### [Instructions for the task]
Collect every line below that contains the word "inlined".

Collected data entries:

━━━━━━━━━━━━━━━━━━━━

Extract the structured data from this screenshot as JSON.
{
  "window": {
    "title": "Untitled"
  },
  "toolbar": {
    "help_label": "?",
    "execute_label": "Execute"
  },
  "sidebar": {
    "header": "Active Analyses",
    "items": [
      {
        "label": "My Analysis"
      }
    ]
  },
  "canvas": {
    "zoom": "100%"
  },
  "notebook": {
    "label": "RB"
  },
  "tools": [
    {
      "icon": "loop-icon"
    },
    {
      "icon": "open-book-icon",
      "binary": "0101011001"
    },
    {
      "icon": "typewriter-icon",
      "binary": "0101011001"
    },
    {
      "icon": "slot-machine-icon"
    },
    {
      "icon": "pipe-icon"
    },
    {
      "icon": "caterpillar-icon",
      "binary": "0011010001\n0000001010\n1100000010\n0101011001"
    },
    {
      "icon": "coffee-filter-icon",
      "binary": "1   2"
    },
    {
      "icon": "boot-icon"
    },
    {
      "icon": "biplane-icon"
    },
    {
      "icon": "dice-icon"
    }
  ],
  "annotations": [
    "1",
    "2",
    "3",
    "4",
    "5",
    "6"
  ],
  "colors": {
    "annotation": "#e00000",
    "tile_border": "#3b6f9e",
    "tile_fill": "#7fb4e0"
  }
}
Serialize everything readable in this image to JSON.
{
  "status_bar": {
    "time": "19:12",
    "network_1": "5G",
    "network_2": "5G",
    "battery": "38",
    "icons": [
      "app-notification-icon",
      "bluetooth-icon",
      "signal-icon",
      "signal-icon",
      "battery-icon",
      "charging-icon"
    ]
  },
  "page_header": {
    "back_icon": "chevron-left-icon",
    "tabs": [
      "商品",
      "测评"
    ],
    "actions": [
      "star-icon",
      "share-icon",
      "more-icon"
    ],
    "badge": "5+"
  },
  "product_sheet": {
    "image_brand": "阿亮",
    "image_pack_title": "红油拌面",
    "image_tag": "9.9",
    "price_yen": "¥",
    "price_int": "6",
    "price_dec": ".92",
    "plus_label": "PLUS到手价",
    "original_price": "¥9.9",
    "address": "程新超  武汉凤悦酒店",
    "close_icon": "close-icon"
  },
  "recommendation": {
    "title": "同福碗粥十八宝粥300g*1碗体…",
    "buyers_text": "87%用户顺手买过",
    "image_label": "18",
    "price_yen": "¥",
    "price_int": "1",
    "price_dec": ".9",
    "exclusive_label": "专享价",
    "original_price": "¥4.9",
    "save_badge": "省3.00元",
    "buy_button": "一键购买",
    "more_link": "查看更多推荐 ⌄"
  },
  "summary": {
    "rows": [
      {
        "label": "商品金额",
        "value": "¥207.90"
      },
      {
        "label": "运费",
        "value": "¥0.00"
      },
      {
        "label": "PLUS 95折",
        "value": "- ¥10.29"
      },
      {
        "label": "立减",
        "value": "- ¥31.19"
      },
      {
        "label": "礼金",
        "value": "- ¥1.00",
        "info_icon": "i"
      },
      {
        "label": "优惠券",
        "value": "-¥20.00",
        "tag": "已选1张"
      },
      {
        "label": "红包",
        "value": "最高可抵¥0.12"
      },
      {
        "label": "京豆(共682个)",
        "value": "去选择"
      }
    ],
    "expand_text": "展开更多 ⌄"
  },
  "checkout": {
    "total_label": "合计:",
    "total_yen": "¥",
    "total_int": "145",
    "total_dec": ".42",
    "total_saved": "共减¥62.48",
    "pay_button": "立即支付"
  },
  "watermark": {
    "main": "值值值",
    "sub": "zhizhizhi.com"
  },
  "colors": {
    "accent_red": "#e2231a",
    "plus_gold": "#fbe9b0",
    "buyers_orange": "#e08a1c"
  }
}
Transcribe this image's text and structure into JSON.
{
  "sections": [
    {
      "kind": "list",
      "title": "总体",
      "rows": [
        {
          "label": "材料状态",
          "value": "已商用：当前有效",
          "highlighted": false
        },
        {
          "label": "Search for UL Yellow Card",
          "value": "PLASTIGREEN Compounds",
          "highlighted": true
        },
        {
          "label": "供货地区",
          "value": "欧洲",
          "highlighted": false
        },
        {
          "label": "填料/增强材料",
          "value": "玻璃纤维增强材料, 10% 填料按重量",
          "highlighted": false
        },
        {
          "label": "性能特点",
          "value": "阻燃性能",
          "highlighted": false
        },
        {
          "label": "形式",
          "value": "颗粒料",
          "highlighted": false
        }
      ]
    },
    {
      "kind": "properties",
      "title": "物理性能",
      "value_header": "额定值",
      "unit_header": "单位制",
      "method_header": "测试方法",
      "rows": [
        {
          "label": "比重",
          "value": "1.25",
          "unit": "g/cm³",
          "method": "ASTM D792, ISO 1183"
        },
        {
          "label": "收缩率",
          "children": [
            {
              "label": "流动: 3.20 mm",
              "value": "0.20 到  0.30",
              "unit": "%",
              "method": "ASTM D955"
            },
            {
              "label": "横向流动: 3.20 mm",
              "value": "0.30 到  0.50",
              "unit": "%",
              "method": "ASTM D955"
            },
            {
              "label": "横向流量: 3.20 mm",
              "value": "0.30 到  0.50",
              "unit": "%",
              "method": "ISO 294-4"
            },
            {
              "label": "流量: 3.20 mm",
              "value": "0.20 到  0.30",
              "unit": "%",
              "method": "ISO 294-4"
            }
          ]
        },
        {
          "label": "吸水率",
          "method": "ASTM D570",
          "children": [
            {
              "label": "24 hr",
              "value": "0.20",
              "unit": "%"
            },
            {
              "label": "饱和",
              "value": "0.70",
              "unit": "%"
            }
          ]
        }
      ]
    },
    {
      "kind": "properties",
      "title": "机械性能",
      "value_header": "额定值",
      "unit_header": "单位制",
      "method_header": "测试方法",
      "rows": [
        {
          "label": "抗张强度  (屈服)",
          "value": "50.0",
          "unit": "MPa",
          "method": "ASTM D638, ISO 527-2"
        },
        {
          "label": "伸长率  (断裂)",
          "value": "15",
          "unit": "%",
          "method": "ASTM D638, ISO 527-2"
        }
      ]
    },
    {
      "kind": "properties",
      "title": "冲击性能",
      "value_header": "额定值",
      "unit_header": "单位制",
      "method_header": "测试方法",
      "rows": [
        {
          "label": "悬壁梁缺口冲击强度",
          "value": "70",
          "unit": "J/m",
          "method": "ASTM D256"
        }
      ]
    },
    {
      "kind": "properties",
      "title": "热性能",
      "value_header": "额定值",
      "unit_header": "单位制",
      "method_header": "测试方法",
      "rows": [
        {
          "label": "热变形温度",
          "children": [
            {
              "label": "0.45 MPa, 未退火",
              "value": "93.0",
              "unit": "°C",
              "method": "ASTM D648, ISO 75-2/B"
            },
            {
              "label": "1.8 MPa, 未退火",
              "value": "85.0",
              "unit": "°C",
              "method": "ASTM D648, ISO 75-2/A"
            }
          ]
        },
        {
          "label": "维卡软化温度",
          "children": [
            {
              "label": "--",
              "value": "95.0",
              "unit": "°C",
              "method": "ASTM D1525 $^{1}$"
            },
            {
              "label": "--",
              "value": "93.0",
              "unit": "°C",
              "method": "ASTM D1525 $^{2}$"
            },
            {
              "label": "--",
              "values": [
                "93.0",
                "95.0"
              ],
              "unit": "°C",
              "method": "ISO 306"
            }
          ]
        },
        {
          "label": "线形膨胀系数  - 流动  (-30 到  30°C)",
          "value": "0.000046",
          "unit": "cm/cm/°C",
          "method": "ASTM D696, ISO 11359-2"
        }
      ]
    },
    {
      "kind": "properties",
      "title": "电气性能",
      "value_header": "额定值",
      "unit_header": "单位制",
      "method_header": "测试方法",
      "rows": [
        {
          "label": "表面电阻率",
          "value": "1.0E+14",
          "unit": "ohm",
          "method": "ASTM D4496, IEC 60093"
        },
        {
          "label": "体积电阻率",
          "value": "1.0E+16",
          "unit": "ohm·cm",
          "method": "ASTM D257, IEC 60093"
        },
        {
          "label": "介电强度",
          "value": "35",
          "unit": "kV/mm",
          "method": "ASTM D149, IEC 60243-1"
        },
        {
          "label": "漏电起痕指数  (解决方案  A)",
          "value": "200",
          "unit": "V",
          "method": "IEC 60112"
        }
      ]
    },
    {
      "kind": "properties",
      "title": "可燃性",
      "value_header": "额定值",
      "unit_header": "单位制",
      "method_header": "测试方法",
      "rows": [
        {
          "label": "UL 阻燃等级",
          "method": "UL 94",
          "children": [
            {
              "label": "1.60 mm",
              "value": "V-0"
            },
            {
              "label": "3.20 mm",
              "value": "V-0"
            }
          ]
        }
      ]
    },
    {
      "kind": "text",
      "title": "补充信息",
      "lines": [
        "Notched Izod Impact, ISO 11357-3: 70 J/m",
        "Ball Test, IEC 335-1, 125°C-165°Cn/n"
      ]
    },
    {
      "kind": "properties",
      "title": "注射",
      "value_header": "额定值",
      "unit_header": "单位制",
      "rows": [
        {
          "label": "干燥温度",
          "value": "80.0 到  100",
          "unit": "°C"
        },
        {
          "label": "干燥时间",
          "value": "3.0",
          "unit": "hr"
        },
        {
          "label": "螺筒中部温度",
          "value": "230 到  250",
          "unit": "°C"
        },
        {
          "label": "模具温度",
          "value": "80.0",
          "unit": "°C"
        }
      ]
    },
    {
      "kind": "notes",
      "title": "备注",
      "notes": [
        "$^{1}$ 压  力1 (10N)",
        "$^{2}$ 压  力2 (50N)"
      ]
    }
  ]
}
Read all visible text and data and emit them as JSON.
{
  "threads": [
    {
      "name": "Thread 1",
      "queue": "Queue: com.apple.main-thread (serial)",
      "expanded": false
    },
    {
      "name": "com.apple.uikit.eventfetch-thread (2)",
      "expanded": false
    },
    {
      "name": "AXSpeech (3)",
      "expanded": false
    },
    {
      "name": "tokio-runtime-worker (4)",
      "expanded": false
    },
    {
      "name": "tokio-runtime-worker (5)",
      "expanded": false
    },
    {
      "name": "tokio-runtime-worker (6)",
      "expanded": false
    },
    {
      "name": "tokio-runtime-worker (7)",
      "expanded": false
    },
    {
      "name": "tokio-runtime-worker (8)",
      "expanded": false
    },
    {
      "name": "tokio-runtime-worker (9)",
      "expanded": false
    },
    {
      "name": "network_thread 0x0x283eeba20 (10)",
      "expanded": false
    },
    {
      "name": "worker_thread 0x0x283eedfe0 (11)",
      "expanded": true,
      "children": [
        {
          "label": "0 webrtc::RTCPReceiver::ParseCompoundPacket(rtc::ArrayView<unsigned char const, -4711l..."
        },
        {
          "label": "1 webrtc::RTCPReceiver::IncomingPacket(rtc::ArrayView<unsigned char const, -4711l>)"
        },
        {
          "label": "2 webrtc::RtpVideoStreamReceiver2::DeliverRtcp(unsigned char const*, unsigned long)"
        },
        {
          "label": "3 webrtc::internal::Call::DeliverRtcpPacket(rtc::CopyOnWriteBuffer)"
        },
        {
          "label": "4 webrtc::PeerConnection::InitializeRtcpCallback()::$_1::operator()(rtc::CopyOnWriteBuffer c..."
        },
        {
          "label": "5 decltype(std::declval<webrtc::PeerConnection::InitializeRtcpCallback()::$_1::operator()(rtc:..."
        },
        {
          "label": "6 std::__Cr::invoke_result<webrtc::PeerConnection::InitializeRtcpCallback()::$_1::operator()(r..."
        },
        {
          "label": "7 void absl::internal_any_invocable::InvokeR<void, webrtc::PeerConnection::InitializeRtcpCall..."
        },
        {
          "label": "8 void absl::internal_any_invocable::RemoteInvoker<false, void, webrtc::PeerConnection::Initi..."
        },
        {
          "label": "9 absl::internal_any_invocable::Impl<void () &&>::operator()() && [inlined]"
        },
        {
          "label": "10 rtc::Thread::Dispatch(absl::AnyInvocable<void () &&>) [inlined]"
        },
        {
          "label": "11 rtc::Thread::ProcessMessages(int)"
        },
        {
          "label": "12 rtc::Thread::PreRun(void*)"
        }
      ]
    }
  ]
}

━━━━━━━━━━━━━━━━━━━━

### [Solution for this task]
          "label": "9 absl::internal_any_invocable::Impl<void () &&>::operator()() && [inlined]"
          "label": "10 rtc::Thread::Dispatch(absl::AnyInvocable<void () &&>) [inlined]"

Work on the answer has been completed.